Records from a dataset
-------

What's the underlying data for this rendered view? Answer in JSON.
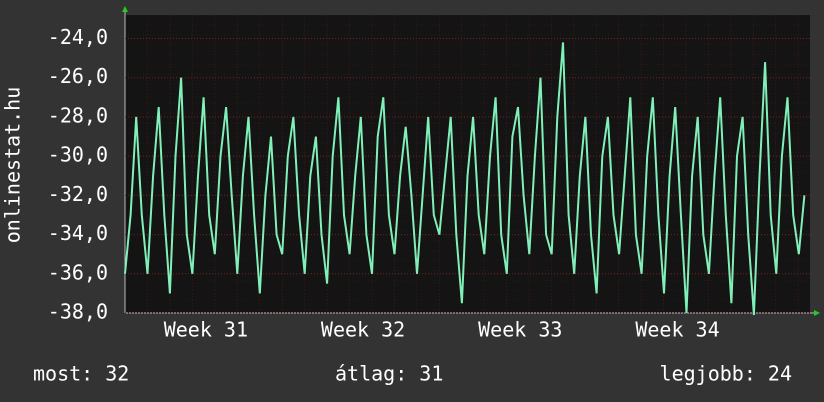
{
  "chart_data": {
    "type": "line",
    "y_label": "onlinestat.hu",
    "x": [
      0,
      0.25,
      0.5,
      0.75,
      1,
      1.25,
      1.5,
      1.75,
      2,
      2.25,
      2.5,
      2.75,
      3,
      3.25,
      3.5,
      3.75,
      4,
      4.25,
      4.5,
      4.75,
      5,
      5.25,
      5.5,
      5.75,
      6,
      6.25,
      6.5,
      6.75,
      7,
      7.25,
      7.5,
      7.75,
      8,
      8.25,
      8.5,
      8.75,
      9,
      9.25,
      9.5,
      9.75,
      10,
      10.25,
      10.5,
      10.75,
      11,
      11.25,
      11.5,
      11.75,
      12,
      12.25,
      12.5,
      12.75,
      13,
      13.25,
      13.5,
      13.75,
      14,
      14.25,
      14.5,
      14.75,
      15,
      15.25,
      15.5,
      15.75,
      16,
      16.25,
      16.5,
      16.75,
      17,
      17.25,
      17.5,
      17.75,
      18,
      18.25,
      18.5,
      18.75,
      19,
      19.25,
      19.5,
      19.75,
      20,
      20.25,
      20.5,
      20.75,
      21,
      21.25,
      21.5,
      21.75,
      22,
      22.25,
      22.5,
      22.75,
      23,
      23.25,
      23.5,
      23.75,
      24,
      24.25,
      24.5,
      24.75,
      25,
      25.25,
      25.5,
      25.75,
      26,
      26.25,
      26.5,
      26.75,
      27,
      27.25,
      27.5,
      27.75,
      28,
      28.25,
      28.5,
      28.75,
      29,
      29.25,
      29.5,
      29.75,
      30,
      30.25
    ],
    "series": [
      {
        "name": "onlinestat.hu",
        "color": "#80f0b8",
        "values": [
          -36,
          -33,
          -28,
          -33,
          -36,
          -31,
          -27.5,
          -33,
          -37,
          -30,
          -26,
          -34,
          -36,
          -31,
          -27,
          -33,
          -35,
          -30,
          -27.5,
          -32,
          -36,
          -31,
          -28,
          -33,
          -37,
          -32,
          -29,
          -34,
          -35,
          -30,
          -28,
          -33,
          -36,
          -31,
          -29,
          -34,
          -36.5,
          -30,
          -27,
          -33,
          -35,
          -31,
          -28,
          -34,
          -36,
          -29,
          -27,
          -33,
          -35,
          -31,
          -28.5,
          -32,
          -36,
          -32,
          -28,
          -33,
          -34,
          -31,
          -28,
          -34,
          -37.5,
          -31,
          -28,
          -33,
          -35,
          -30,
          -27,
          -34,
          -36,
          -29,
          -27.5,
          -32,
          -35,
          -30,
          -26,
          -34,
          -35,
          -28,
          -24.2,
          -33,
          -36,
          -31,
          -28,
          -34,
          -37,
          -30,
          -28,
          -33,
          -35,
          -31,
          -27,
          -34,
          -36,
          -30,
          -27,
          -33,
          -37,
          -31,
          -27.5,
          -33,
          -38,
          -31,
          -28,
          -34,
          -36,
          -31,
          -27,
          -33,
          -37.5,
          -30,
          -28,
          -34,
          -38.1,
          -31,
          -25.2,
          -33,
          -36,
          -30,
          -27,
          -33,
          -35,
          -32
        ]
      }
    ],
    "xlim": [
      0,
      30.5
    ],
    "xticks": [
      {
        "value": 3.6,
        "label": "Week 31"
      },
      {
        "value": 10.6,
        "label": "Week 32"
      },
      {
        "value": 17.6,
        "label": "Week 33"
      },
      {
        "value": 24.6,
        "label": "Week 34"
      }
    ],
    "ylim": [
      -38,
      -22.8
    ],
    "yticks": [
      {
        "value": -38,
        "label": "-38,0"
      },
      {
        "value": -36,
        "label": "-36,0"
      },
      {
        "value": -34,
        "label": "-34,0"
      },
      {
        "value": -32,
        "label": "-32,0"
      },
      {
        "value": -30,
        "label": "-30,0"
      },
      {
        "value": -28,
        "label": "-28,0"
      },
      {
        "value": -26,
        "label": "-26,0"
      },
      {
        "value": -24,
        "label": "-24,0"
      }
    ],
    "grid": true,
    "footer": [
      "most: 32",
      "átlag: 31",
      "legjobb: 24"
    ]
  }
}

-------

*WHAT IS REQUIRED:* Give the count of lines in the data shown above that contain "Week", and nothing else.

*SOLUTION BELOW:* 4